● **Instructions for the task**:
Quote the entries that follow exactly, leaving none out.
- - -
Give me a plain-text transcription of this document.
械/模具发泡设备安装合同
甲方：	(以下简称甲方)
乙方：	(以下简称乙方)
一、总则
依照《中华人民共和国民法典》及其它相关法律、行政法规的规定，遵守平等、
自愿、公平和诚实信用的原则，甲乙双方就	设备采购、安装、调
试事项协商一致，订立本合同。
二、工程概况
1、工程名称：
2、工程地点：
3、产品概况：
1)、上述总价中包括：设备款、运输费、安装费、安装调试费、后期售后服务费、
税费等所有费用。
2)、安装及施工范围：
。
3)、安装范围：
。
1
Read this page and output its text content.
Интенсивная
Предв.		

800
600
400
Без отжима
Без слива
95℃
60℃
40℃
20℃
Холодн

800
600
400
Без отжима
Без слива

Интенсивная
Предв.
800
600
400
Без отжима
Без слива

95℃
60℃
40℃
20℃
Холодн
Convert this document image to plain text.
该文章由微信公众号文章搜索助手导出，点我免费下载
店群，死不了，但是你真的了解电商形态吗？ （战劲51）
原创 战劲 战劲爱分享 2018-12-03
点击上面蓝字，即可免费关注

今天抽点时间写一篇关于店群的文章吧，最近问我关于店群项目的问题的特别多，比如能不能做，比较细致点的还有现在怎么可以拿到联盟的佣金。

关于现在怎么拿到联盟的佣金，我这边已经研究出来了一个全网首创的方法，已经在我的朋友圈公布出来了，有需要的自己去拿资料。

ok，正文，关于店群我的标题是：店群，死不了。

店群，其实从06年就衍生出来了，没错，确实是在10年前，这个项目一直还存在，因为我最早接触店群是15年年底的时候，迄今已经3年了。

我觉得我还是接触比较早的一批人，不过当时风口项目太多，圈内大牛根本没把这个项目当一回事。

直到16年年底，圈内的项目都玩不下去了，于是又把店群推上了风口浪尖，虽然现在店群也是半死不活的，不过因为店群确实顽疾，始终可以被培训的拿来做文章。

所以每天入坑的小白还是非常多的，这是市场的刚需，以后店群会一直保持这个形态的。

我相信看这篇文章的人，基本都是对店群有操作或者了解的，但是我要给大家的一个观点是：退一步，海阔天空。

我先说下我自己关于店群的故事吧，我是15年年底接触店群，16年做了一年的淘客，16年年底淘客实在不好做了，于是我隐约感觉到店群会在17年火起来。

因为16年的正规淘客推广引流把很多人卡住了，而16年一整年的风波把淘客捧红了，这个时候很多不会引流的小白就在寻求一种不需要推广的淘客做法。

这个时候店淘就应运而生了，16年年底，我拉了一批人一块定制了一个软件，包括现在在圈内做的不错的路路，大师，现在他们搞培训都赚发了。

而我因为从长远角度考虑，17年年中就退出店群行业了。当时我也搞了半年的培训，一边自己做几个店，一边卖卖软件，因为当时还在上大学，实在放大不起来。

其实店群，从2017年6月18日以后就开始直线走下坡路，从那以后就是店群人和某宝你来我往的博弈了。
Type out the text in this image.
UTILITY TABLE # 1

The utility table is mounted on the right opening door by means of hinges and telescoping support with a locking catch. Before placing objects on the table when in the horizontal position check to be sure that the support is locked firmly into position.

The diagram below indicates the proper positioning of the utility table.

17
- - -
● **Exercise result**:
Give me a plain-text transcription of this document.
械/模具发泡设备安装合同
甲方：	(以下简称甲方)
乙方：	(以下简称乙方)
一、总则
依照《中华人民共和国民法典》及其它相关法律、行政法规的规定，遵守平等、
自愿、公平和诚实信用的原则，甲乙双方就	设备采购、安装、调
试事项协商一致，订立本合同。
二、工程概况
1、工程名称：
2、工程地点：
3、产品概况：
1)、上述总价中包括：设备款、运输费、安装费、安装调试费、后期售后服务费、
税费等所有费用。
2)、安装及施工范围：
。
3)、安装范围：
。
1
Read this page and output its text content.
Интенсивная
Предв.		

800
600
400
Без отжима
Без слива
95℃
60℃
40℃
20℃
Холодн

800
600
400
Без отжима
Без слива

Интенсивная
Предв.
800
600
400
Без отжима
Без слива

95℃
60℃
40℃
20℃
Холодн
Convert this document image to plain text.
该文章由微信公众号文章搜索助手导出，点我免费下载
店群，死不了，但是你真的了解电商形态吗？ （战劲51）
原创 战劲 战劲爱分享 2018-12-03
点击上面蓝字，即可免费关注

今天抽点时间写一篇关于店群的文章吧，最近问我关于店群项目的问题的特别多，比如能不能做，比较细致点的还有现在怎么可以拿到联盟的佣金。

关于现在怎么拿到联盟的佣金，我这边已经研究出来了一个全网首创的方法，已经在我的朋友圈公布出来了，有需要的自己去拿资料。

ok，正文，关于店群我的标题是：店群，死不了。

店群，其实从06年就衍生出来了，没错，确实是在10年前，这个项目一直还存在，因为我最早接触店群是15年年底的时候，迄今已经3年了。

我觉得我还是接触比较早的一批人，不过当时风口项目太多，圈内大牛根本没把这个项目当一回事。

直到16年年底，圈内的项目都玩不下去了，于是又把店群推上了风口浪尖，虽然现在店群也是半死不活的，不过因为店群确实顽疾，始终可以被培训的拿来做文章。

所以每天入坑的小白还是非常多的，这是市场的刚需，以后店群会一直保持这个形态的。

我相信看这篇文章的人，基本都是对店群有操作或者了解的，但是我要给大家的一个观点是：退一步，海阔天空。

我先说下我自己关于店群的故事吧，我是15年年底接触店群，16年做了一年的淘客，16年年底淘客实在不好做了，于是我隐约感觉到店群会在17年火起来。

因为16年的正规淘客推广引流把很多人卡住了，而16年一整年的风波把淘客捧红了，这个时候很多不会引流的小白就在寻求一种不需要推广的淘客做法。

这个时候店淘就应运而生了，16年年底，我拉了一批人一块定制了一个软件，包括现在在圈内做的不错的路路，大师，现在他们搞培训都赚发了。

而我因为从长远角度考虑，17年年中就退出店群行业了。当时我也搞了半年的培训，一边自己做几个店，一边卖卖软件，因为当时还在上大学，实在放大不起来。

其实店群，从2017年6月18日以后就开始直线走下坡路，从那以后就是店群人和某宝你来我往的博弈了。
Type out the text in this image.
UTILITY TABLE # 1

The utility table is mounted on the right opening door by means of hinges and telescoping support with a locking catch. Before placing objects on the table when in the horizontal position check to be sure that the support is locked firmly into position.

The diagram below indicates the proper positioning of the utility table.

17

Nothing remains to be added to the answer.